= Excerto selecionado =
#####

Creio
que muitos dos caros confrades ainda se lembrarão dos tempos em que,
sem trabalho dobrado mas apenas por boa estruturação dos velhos CTT,
se recebia correio todos os dias. E, como diz a obra maestra de James
Cain, o carteiro tocava sempre duas vezes…
Durante
anos, nos
rankings da
estrutura própria que mede esses desideratos, os Correios eram mesmo
considerados um exemplo de boa condução enquanto empresa pública.
Em
certos países, nomeadamente os EUA, a Inglaterra, a França, etc, ainda
assim é. Usando de uma hábil e competente coordenação, nesses países
onde ainda existe um certo progresso não se deixa o cidadão e o
continente societário, durante dois dias,
a apanhar bonés
no que à ausência de carteação ou outros contactos diz respeito.
Felizmente que
agora há a rede, a redezinha, esta interactiva que nos permite que
também nos fins de semana nos cheguem coisas oportunas e
interessantes, por belas e comprazedoras.
Hoje,
comigo, foi assim – e estes dois bons exemplos, gostosos e salutares,
um vindo do Brasil e outro de Cabo Verde (onde o seu
autor agora reside), aqui ficam com o proverbial abrqs e desejo de que
tudo vos siga correndo bem.

#####

= Dados fornecidos =
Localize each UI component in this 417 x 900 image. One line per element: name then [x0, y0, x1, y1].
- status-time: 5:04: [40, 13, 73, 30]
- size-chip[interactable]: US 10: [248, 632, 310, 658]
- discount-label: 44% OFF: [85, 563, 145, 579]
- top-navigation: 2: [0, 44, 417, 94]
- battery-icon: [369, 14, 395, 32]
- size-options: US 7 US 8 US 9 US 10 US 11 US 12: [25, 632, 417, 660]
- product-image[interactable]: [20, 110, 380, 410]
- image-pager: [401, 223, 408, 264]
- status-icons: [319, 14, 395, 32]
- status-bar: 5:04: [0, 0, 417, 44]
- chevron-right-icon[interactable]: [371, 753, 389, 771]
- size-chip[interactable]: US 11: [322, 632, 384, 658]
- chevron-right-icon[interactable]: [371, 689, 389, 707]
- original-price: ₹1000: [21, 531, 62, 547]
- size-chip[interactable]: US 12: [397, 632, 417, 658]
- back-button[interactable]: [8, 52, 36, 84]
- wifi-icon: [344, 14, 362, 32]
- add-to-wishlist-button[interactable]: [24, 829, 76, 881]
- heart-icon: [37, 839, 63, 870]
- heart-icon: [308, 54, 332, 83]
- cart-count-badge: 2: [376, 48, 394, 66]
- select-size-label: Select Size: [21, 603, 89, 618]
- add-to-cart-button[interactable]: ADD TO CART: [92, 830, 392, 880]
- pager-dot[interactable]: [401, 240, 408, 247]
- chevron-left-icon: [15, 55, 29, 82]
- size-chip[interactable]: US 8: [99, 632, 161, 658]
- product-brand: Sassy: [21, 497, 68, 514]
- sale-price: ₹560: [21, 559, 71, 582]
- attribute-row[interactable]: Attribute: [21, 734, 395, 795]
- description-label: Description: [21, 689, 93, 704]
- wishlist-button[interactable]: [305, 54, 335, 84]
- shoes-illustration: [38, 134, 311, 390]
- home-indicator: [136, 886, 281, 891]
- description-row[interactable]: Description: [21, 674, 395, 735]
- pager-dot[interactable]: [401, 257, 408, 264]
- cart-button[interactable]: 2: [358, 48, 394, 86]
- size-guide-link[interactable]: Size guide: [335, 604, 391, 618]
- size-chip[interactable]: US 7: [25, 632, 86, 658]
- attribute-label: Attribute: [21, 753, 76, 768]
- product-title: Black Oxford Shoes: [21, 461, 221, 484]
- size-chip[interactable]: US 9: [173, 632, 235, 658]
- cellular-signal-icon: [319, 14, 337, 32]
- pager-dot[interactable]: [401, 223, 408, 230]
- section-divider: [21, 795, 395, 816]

#####

= O que se pede =
De acordo com o excerto selecionado sobre o correio, de onde vieram os dois bons exemplos recebidos naquele dia?

= Resultado =
Um veio do Brasil e o outro de Cabo Verde.